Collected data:
[Begin]

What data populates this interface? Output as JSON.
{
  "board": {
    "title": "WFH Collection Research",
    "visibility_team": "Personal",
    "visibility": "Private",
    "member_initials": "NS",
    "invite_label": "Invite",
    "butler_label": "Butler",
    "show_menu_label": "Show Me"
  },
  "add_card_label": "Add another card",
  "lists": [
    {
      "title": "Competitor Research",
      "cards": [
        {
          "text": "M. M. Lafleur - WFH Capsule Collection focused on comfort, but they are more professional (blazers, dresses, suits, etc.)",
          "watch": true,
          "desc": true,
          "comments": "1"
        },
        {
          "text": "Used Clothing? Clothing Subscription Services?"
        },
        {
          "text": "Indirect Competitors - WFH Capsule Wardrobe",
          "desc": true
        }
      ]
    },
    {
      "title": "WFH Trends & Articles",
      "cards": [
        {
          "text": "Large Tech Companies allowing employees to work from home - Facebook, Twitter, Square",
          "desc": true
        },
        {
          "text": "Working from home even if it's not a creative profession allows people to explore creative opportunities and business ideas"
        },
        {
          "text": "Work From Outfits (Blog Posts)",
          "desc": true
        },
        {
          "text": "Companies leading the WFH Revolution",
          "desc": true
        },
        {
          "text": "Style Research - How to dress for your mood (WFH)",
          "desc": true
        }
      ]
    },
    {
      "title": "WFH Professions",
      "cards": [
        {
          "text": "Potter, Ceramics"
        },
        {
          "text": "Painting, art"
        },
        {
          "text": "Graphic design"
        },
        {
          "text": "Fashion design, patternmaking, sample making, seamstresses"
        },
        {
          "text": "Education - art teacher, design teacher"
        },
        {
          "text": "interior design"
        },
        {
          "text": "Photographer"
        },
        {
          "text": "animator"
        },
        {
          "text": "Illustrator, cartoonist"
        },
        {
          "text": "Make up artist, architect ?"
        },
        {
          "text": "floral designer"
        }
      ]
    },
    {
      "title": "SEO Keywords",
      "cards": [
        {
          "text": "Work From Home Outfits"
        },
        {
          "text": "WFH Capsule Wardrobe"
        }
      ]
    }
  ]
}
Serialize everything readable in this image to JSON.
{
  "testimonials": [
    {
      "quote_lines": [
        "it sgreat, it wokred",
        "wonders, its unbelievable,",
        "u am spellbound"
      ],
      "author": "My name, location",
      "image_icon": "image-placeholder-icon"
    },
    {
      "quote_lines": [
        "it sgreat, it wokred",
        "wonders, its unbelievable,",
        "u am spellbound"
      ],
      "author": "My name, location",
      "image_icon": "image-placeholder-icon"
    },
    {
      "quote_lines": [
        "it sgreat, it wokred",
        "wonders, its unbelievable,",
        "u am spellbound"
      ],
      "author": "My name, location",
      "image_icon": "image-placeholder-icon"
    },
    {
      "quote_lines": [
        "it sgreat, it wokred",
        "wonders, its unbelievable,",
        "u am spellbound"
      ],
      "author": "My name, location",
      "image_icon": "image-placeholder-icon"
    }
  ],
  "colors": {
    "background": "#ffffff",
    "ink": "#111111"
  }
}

[End]

■ What is needed ■
Pull every line containing the word "title" out of the entries above.

■ Response to this task ■
    "title": "WFH Collection Research",
      "title": "Competitor Research",
      "title": "WFH Trends & Articles",
      "title": "WFH Professions",
      "title": "SEO Keywords",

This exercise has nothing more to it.